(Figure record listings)
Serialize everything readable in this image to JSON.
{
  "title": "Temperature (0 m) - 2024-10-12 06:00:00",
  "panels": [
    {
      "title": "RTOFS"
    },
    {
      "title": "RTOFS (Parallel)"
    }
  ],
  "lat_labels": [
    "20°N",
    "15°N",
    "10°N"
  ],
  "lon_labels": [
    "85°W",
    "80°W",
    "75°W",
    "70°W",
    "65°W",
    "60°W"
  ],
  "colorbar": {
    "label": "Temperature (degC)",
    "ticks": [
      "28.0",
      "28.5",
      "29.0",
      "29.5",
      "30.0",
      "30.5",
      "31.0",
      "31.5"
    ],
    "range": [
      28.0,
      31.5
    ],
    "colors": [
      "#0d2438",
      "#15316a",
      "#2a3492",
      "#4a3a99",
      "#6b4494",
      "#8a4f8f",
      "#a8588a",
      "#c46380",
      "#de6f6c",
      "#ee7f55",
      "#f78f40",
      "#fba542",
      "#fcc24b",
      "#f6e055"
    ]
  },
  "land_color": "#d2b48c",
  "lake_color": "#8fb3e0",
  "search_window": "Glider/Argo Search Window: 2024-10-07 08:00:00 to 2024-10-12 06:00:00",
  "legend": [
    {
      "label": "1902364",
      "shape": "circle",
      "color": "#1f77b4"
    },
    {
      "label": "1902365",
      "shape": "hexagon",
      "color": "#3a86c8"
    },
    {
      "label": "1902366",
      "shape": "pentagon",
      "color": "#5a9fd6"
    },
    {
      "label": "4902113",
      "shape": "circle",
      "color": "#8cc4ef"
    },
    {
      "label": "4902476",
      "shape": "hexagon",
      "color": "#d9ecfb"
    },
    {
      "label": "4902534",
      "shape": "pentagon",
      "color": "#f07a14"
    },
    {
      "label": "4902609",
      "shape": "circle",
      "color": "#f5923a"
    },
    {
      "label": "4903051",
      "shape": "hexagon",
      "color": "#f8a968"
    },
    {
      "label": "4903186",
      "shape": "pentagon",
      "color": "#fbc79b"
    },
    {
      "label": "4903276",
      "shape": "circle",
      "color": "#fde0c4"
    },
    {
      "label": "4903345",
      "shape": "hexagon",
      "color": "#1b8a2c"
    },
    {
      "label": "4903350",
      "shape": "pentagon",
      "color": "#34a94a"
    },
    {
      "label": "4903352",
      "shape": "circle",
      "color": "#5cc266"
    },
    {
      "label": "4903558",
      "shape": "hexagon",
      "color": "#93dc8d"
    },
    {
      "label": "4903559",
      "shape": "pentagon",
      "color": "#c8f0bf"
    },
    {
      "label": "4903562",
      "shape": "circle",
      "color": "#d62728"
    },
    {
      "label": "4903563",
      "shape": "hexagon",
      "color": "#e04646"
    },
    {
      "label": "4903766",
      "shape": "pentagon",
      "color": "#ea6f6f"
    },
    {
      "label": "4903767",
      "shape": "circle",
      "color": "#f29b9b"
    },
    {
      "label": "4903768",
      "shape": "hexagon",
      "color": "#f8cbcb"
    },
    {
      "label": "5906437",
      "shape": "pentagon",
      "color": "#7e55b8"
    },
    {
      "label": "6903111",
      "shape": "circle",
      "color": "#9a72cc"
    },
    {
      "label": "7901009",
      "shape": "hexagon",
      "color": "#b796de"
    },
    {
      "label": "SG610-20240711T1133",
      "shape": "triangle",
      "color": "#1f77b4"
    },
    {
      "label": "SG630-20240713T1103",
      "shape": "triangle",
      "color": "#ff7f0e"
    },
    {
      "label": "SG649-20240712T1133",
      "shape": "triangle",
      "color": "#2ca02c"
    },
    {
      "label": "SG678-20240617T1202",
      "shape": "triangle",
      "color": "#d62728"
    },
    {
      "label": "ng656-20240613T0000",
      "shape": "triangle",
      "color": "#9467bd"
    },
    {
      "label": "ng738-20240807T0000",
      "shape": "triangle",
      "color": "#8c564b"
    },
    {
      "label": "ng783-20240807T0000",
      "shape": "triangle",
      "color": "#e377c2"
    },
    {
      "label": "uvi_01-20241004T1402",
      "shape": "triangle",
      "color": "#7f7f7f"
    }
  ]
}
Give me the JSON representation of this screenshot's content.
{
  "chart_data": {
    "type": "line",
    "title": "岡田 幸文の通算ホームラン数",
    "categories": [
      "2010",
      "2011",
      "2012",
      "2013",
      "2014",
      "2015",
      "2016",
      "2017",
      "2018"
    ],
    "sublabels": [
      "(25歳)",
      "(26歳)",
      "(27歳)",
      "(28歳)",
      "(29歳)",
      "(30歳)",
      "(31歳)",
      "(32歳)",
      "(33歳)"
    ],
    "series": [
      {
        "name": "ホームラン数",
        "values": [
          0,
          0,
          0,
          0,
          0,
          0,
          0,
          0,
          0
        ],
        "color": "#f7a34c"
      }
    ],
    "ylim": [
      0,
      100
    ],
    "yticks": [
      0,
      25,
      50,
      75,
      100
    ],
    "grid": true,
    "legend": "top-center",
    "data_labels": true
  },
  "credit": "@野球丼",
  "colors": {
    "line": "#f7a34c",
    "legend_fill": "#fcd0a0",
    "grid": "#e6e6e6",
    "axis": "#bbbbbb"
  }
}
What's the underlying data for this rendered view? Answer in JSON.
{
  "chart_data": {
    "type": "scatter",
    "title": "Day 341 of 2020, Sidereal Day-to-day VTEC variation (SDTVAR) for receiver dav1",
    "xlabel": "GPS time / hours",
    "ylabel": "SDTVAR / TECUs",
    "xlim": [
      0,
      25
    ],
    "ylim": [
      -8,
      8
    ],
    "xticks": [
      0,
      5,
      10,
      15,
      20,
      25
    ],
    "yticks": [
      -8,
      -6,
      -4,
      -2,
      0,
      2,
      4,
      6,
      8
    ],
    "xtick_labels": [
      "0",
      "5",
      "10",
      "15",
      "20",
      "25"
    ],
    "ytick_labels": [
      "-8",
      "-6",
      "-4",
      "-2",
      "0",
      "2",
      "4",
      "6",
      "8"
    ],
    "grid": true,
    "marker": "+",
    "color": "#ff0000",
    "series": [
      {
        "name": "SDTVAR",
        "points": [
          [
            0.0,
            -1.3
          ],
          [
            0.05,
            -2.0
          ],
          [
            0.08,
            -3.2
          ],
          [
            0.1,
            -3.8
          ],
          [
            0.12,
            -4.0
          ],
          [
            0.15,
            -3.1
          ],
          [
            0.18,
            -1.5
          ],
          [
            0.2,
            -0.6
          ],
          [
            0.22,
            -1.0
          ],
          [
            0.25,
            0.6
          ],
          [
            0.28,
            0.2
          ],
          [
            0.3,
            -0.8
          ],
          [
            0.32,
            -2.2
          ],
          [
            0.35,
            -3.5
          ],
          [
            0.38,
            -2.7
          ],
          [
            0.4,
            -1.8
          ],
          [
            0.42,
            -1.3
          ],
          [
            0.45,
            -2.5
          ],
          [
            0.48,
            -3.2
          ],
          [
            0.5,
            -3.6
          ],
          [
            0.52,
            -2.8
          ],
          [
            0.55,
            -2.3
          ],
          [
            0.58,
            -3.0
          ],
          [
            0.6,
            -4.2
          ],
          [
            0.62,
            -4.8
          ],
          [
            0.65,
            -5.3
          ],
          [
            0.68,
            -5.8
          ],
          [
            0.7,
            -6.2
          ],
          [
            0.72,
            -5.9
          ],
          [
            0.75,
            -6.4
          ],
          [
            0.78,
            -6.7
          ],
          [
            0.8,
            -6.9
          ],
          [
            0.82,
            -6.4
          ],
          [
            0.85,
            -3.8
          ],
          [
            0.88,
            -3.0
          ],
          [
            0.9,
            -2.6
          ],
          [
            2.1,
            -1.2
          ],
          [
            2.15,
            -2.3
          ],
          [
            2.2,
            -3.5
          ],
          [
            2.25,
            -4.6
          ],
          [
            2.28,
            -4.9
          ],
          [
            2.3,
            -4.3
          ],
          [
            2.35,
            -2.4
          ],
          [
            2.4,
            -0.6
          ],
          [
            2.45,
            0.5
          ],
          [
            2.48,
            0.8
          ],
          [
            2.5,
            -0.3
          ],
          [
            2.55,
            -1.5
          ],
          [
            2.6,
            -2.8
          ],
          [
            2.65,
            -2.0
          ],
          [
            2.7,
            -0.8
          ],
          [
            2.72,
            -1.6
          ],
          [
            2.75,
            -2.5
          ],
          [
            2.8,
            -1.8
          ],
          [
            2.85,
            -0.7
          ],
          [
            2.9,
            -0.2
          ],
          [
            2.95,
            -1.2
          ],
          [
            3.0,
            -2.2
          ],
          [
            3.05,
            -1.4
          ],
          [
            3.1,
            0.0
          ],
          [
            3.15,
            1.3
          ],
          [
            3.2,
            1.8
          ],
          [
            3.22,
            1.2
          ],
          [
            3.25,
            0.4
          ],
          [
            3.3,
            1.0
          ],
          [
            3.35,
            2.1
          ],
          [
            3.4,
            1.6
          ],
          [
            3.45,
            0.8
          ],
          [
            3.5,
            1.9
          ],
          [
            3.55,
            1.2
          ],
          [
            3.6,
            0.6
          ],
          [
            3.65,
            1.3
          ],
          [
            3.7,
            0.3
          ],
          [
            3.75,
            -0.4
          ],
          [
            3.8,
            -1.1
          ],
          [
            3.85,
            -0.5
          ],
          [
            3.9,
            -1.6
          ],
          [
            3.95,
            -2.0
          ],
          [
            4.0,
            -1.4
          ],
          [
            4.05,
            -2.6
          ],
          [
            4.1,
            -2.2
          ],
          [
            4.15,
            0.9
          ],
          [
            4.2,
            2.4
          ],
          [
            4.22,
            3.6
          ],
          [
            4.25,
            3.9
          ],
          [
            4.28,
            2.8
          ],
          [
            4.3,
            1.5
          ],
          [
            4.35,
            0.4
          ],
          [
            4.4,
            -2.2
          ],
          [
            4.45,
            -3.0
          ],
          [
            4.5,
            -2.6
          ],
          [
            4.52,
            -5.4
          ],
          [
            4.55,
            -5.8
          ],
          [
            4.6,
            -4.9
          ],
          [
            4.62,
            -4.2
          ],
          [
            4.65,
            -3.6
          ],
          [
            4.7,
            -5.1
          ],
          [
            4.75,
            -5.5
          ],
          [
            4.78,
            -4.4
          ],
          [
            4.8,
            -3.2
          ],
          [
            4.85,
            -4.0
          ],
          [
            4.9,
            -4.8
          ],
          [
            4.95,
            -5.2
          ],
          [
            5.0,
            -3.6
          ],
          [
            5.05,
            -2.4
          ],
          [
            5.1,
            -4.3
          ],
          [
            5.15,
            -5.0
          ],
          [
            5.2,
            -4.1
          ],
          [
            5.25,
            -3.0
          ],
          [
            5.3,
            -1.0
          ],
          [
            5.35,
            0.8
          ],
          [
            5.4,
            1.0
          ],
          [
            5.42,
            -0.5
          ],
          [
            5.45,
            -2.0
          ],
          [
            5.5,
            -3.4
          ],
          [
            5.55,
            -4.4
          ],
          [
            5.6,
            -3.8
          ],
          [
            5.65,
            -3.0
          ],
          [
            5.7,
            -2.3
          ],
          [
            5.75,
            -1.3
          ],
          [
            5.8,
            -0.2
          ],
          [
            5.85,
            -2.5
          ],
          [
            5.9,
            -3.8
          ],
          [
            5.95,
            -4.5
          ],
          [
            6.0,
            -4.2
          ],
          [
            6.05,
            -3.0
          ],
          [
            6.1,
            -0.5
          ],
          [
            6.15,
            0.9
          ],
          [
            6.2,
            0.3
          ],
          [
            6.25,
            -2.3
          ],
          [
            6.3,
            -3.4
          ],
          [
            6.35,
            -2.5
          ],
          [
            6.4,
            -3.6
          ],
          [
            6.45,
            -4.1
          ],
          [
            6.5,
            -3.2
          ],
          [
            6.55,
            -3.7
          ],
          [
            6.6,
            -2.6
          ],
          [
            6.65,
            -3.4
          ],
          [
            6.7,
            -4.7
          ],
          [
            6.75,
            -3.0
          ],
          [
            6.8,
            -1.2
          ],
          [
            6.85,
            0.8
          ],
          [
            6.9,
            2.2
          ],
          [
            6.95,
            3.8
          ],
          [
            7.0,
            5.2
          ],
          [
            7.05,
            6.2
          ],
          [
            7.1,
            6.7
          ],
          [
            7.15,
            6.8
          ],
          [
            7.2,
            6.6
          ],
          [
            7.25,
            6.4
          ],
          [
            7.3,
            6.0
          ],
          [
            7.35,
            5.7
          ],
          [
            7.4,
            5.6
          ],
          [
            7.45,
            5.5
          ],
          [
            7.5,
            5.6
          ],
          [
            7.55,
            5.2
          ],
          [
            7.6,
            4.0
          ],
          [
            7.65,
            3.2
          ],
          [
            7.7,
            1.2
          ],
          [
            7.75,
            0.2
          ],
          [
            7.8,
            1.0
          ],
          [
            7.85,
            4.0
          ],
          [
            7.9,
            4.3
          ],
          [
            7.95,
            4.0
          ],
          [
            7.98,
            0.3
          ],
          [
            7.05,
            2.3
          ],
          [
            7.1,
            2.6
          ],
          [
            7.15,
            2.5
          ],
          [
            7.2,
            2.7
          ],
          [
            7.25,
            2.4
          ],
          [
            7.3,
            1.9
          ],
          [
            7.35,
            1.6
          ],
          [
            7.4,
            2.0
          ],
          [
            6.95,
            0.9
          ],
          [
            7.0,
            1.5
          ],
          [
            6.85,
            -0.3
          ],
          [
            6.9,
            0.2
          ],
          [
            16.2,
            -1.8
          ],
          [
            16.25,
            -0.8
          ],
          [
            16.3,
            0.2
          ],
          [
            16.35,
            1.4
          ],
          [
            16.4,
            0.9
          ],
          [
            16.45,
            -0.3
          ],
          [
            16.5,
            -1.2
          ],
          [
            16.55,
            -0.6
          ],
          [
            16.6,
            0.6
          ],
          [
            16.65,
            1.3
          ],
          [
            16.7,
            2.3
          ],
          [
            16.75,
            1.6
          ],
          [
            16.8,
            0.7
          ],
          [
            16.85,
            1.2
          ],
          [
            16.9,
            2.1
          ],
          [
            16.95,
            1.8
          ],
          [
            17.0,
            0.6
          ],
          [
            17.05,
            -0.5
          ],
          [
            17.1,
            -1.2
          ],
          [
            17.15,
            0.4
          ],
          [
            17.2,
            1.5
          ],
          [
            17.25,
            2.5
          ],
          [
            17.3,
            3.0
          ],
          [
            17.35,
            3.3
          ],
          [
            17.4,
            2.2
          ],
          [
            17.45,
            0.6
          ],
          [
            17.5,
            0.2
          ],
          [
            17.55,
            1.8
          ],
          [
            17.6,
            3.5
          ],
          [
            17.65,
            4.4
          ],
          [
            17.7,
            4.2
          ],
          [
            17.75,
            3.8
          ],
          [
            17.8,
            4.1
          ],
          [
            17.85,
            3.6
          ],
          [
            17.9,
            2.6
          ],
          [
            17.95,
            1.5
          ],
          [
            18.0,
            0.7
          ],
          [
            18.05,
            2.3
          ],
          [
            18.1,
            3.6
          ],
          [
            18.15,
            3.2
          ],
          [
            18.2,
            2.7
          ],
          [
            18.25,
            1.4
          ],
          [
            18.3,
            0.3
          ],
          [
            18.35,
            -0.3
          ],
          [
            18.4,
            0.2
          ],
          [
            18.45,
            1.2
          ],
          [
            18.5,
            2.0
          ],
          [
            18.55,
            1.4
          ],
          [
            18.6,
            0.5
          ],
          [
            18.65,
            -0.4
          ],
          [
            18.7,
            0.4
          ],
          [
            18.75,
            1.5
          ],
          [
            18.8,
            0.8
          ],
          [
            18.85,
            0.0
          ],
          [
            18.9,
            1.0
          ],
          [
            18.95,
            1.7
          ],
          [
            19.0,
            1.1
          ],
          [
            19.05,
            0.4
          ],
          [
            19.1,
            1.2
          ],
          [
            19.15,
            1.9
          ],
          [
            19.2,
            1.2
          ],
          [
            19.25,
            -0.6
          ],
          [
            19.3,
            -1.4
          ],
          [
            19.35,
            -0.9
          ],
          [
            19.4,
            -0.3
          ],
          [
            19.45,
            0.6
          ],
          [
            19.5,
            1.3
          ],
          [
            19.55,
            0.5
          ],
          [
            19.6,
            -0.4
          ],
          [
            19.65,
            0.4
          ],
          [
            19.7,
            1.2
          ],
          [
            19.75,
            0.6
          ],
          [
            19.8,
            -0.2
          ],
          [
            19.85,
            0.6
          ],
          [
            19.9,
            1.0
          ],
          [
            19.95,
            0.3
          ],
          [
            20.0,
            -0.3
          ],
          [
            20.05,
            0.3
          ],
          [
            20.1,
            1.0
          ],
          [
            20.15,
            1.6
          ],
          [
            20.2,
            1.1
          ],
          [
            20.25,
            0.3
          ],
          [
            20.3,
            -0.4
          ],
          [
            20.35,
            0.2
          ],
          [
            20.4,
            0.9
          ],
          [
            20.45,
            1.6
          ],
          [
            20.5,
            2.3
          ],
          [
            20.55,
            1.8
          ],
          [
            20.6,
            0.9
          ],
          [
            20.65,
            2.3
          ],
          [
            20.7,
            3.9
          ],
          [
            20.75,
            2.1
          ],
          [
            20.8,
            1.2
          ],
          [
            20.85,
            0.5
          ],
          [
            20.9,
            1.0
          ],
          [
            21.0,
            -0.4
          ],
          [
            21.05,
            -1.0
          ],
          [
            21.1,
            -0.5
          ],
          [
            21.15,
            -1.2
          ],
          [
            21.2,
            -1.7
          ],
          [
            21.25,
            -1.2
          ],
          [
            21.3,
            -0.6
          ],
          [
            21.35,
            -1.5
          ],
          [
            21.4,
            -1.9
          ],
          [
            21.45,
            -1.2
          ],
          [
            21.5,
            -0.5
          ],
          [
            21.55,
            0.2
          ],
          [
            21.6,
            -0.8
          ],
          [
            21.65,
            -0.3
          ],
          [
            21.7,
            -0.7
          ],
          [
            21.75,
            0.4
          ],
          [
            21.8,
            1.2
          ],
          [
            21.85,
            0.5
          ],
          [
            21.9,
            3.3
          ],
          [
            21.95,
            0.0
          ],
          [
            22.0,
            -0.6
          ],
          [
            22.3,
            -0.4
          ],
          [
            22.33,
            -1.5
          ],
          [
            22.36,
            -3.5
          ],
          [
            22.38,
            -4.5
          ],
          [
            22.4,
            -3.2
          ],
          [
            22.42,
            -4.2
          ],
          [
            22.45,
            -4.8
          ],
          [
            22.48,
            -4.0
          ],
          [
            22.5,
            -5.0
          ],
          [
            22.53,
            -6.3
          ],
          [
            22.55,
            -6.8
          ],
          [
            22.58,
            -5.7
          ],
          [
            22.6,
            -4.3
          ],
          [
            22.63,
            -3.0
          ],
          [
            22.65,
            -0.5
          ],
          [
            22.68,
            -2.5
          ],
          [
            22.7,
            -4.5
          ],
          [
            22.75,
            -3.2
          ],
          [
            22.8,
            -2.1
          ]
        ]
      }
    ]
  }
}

*TASK TO COMPLETE*: Copy whichever lines in the listing above contain the word "title".

*OUTPUT OF THE EXERCISE*:
  "title": "Temperature (0 m) - 2024-10-12 06:00:00",
      "title": "RTOFS"
      "title": "RTOFS (Parallel)"
    "title": "岡田 幸文の通算ホームラン数",
    "title": "Day 341 of 2020, Sidereal Day-to-day VTEC variation (SDTVAR) for receiver dav1",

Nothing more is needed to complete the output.